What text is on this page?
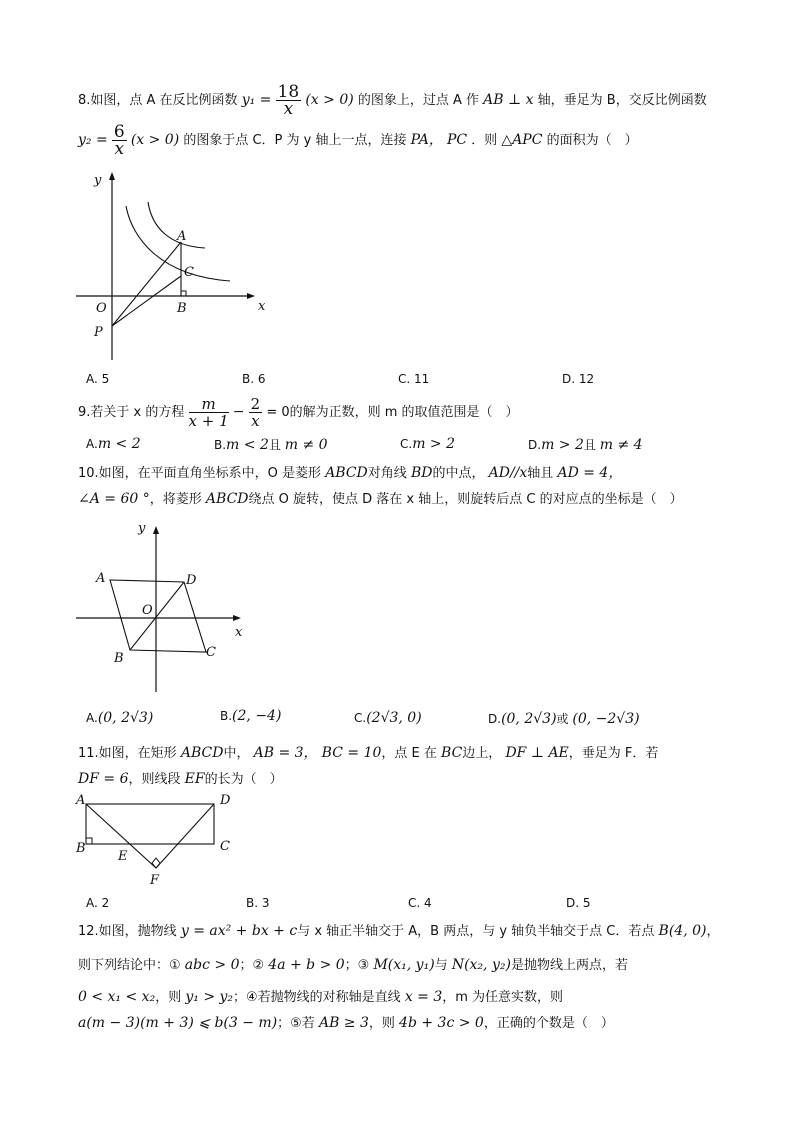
8.如图，点 A 在反比例函数 $y_1 = \frac{18}{x} (x > 0)$ 的图象上，过点 A 作 AB ⊥ x 轴，垂足为 B，交反比例函数
$y_2 = \frac{6}{x} (x > 0)$ 的图象于点 C．P 为 y 轴上一点，连接 PA， PC ．则 △APC 的面积为（　）
y
x
A
C
O	B
P
A. 5	B. 6	C. 11	D. 12
9.若关于 x 的方程 $\frac{m}{x + 1} - \frac{2}{x} = 0$的解为正数，则 m 的取值范围是（　）
A.m < 2	B.m < 2且 m ≠ 0	C.m > 2	D.m > 2且 m ≠ 4
10.如图，在平面直角坐标系中，O 是菱形 ABCD对角线 BD的中点， AD//x轴且 AD = 4，
∠A = 60 °，将菱形 ABCD绕点 O 旋转，使点 D 落在 x 轴上，则旋转后点 C 的对应点的坐标是（　）
y
x
A	D
O
B	C
A.(0, 2√3)	B.(2, −4)	C.(2√3, 0)	D.(0, 2√3)或 (0, −2√3)
11.如图，在矩形 ABCD中， AB = 3， BC = 10，点 E 在 BC边上， DF ⊥ AE，垂足为 F．若
DF = 6，则线段 EF的长为（　）
A	D
B	C
E
F
A. 2	B. 3	C. 4	D. 5
12.如图，抛物线 y = ax² + bx + c与 x 轴正半轴交于 A，B 两点，与 y 轴负半轴交于点 C．若点 B(4, 0)，
则下列结论中：① abc > 0；② 4a + b > 0；③ M(x₁, y₁)与 N(x₂, y₂)是抛物线上两点，若
0 < x₁ < x₂，则 y₁ > y₂；④若抛物线的对称轴是直线 x = 3，m 为任意实数，则
a(m − 3)(m + 3) ⩽ b(3 − m)；⑤若 AB ≥ 3，则 4b + 3c > 0，正确的个数是（　）
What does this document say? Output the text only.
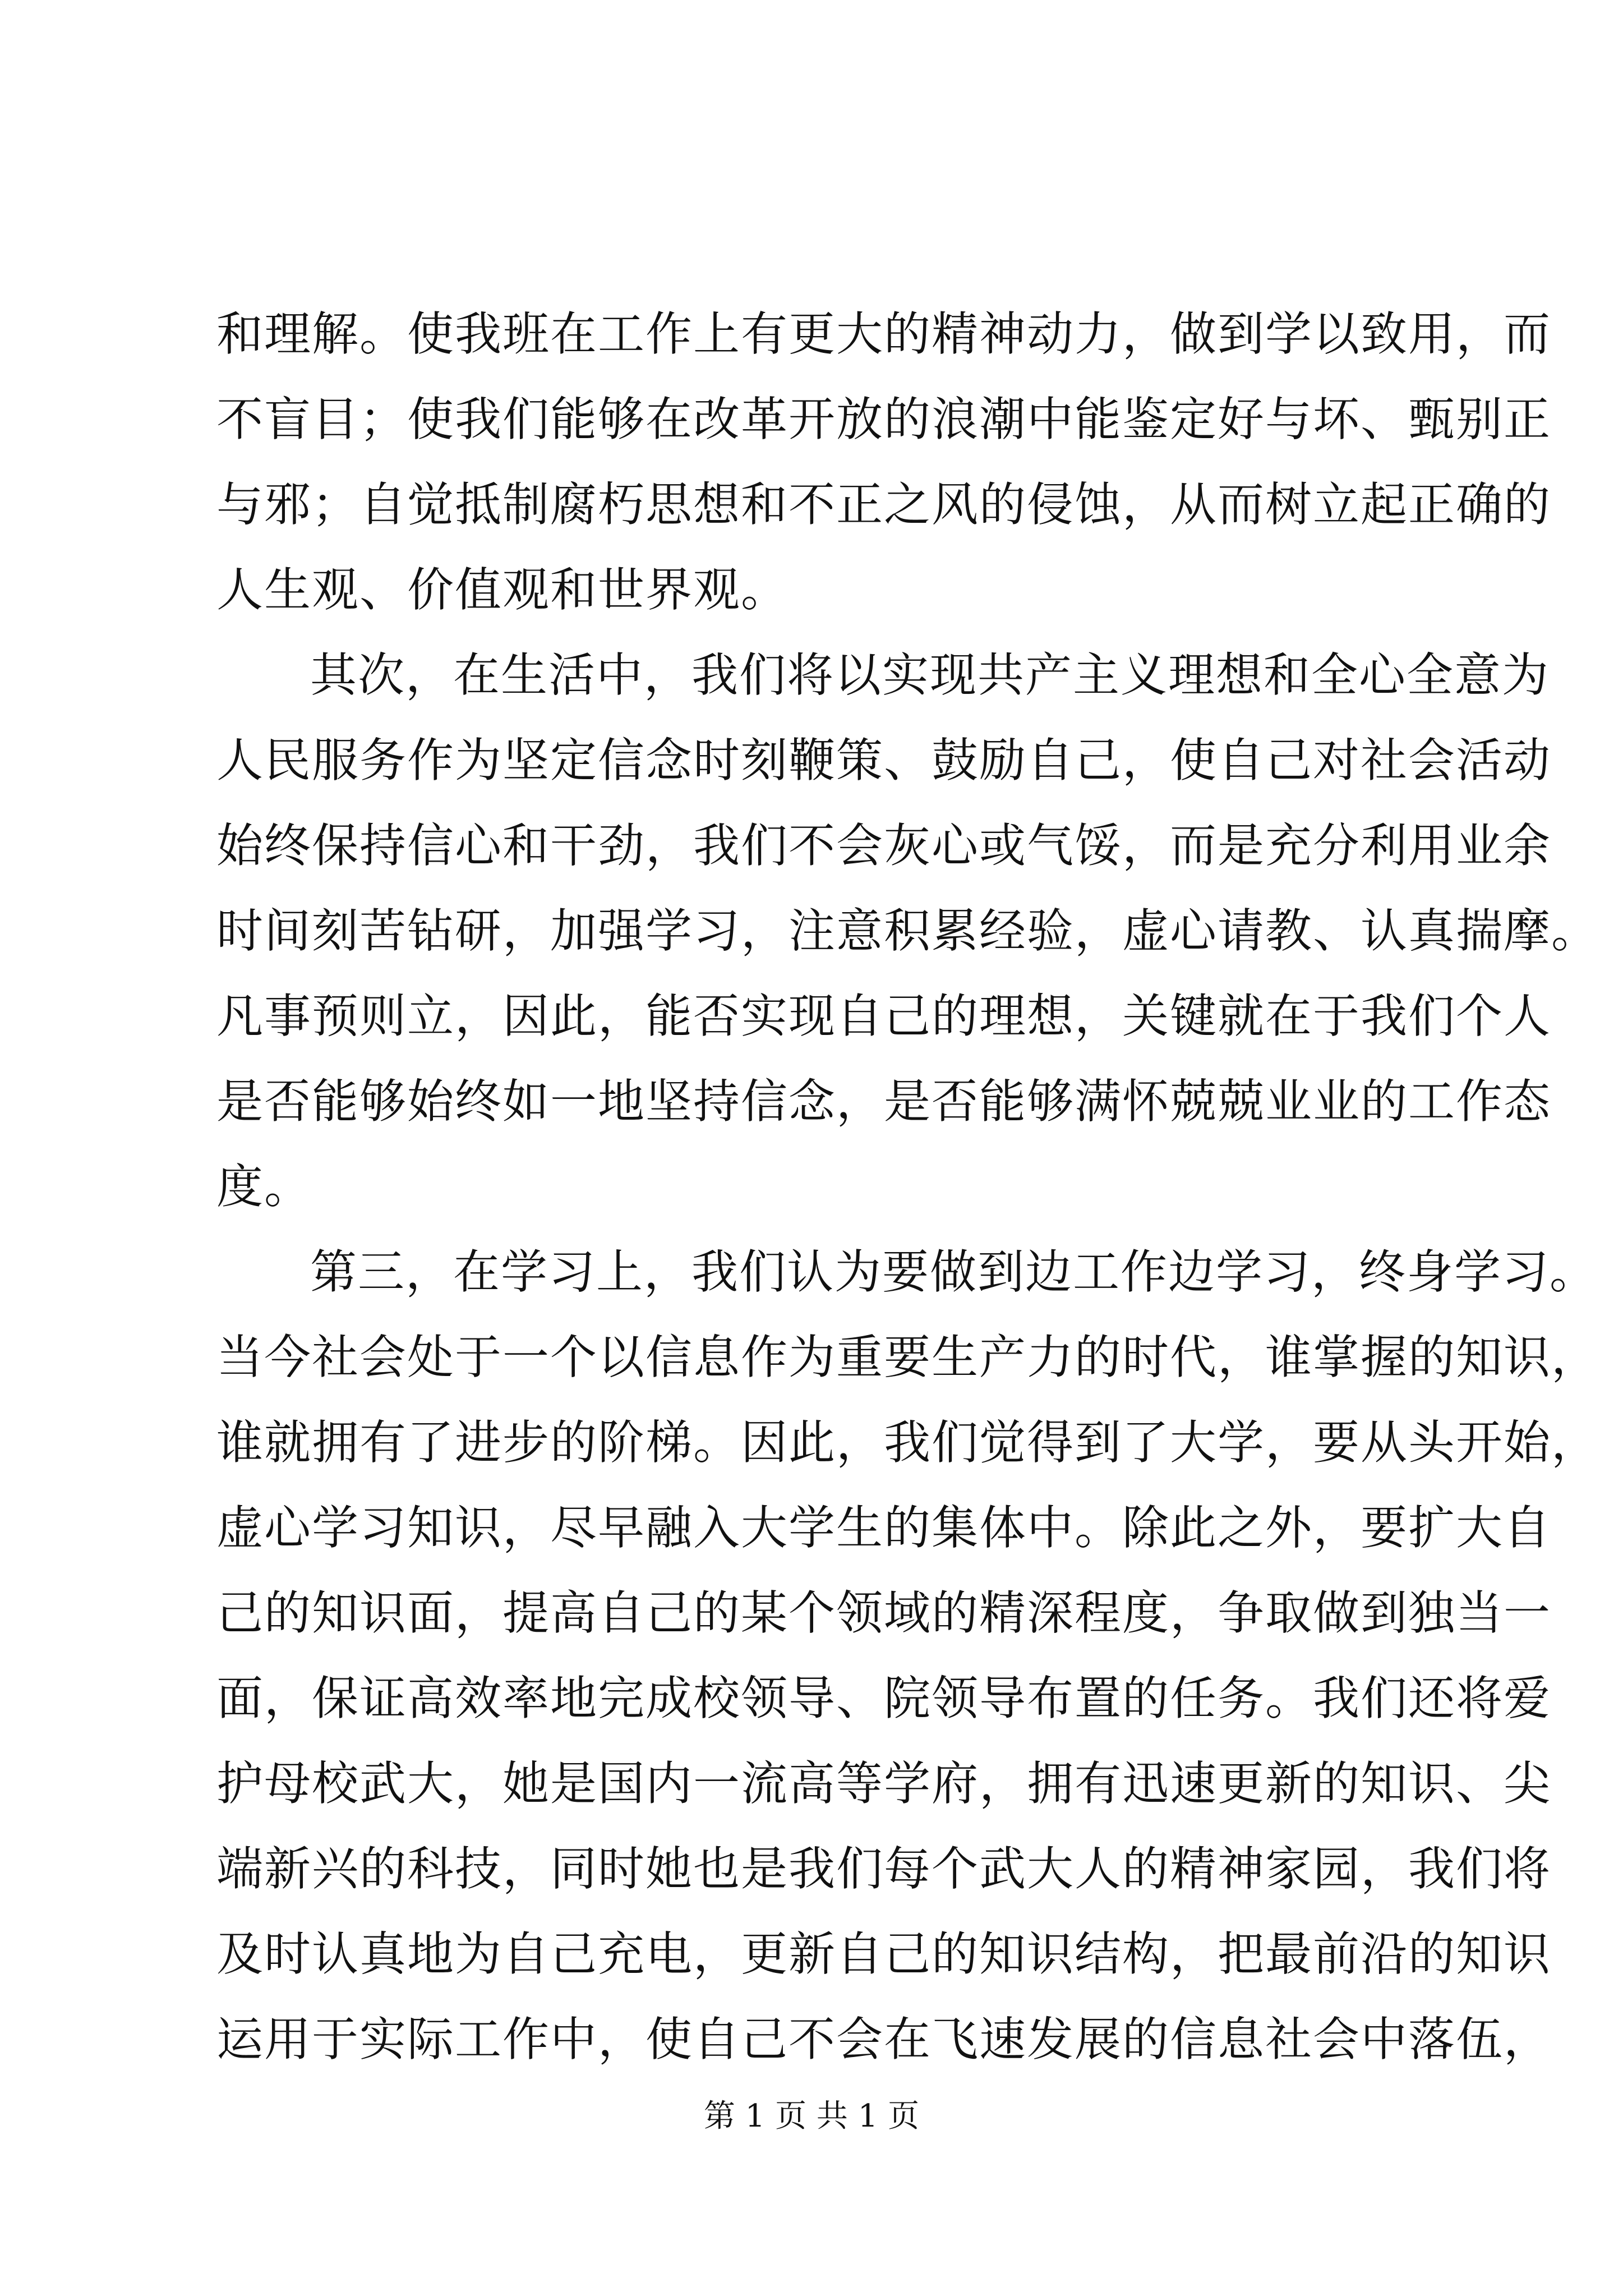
和理解。使我班在工作上有更大的精神动力，做到学以致用，而
不盲目；使我们能够在改革开放的浪潮中能鉴定好与坏、甄别正
与邪；自觉抵制腐朽思想和不正之风的侵蚀，从而树立起正确的
人生观、价值观和世界观。
其次，在生活中，我们将以实现共产主义理想和全心全意为
人民服务作为坚定信念时刻鞭策、鼓励自己，使自己对社会活动
始终保持信心和干劲，我们不会灰心或气馁，而是充分利用业余
时间刻苦钻研，加强学习，注意积累经验，虚心请教、认真揣摩。
凡事预则立，因此，能否实现自己的理想，关键就在于我们个人
是否能够始终如一地坚持信念，是否能够满怀兢兢业业的工作态
度。
第三，在学习上，我们认为要做到边工作边学习，终身学习。
当今社会处于一个以信息作为重要生产力的时代，谁掌握的知识，
谁就拥有了进步的阶梯。因此，我们觉得到了大学，要从头开始，
虚心学习知识，尽早融入大学生的集体中。除此之外，要扩大自
己的知识面，提高自己的某个领域的精深程度，争取做到独当一
面，保证高效率地完成校领导、院领导布置的任务。我们还将爱
护母校武大，她是国内一流高等学府，拥有迅速更新的知识、尖
端新兴的科技，同时她也是我们每个武大人的精神家园，我们将
及时认真地为自己充电，更新自己的知识结构，把最前沿的知识
运用于实际工作中，使自己不会在飞速发展的信息社会中落伍，
第 1 页 共 1 页
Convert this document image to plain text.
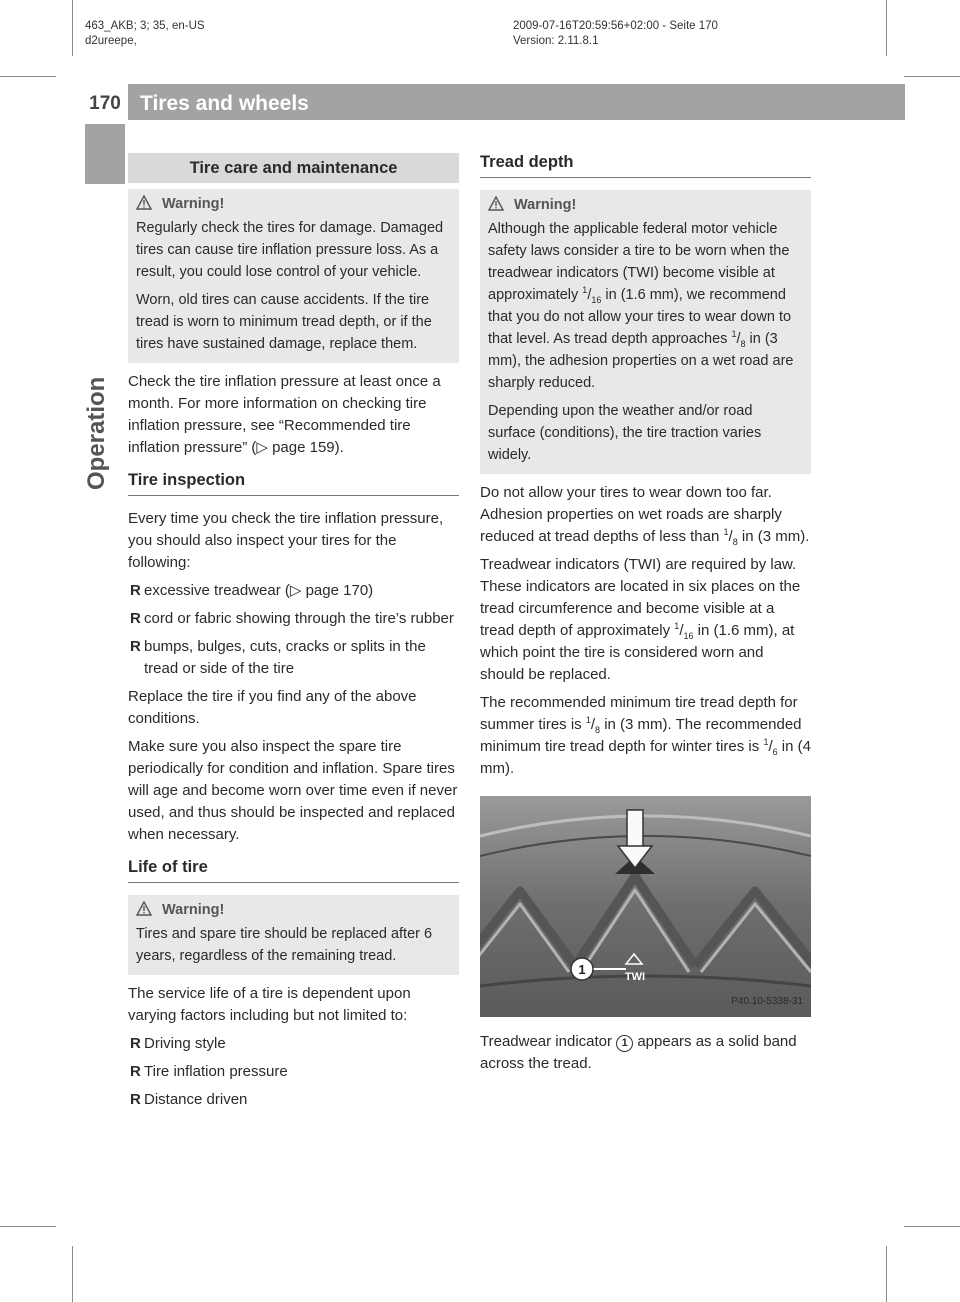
463_AKB; 3; 35, en-US
d2ureepe,
2009-07-16T20:59:56+02:00 - Seite 170
Version: 2.11.8.1
170 Tires and wheels
Operation
Tire care and maintenance
Warning!

Regularly check the tires for damage. Damaged tires can cause tire inflation pressure loss. As a result, you could lose control of your vehicle.

Worn, old tires can cause accidents. If the tire tread is worn to minimum tread depth, or if the tires have sustained damage, replace them.

Check the tire inflation pressure at least once a month. For more information on checking tire inflation pressure, see “Recommended tire inflation pressure” (▷ page 159).

Tire inspection

Every time you check the tire inflation pressure, you should also inspect your tires for the following:

R excessive treadwear (▷ page 170)
R cord or fabric showing through the tire’s rubber
R bumps, bulges, cuts, cracks or splits in the tread or side of the tire

Replace the tire if you find any of the above conditions.

Make sure you also inspect the spare tire periodically for condition and inflation. Spare tires will age and become worn over time even if never used, and thus should be inspected and replaced when necessary.

Life of tire
Warning!

Tires and spare tire should be replaced after 6 years, regardless of the remaining tread.

The service life of a tire is dependent upon varying factors including but not limited to:

R Driving style
R Tire inflation pressure
R Distance driven
Tread depth
Warning!

Although the applicable federal motor vehicle safety laws consider a tire to be worn when the treadwear indicators (TWI) become visible at approximately $^1/_{16}$ in (1.6 mm), we recommend that you do not allow your tires to wear down to that level. As tread depth approaches $^1/_8$ in (3 mm), the adhesion properties on a wet road are sharply reduced.

Depending upon the weather and/or road surface (conditions), the tire traction varies widely.

Do not allow your tires to wear down too far. Adhesion properties on wet roads are sharply reduced at tread depths of less than $^1/_8$ in (3 mm).

Treadwear indicators (TWI) are required by law. These indicators are located in six places on the tread circumference and become visible at a tread depth of approximately $^1/_{16}$ in (1.6 mm), at which point the tire is considered worn and should be replaced.

The recommended minimum tire tread depth for summer tires is $^1/_8$ in (3 mm). The recommended minimum tire tread depth for winter tires is $^1/_6$ in (4 mm).

1	TWI
P40.10-5338-31

Treadwear indicator 1 appears as a solid band across the tread.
+ + + + +
● EXERCISE TASK
Identify and copy the lines holding the word "pressure".

● FULL SOLUTION
Regularly check the tires for damage. Damaged tires can cause tire inflation pressure loss. As a result, you could lose control of your vehicle.
Check the tire inflation pressure at least once a month. For more information on checking tire inflation pressure, see “Recommended tire inflation pressure” (▷ page 159).
Every time you check the tire inflation pressure, you should also inspect your tires for the following:
R Tire inflation pressure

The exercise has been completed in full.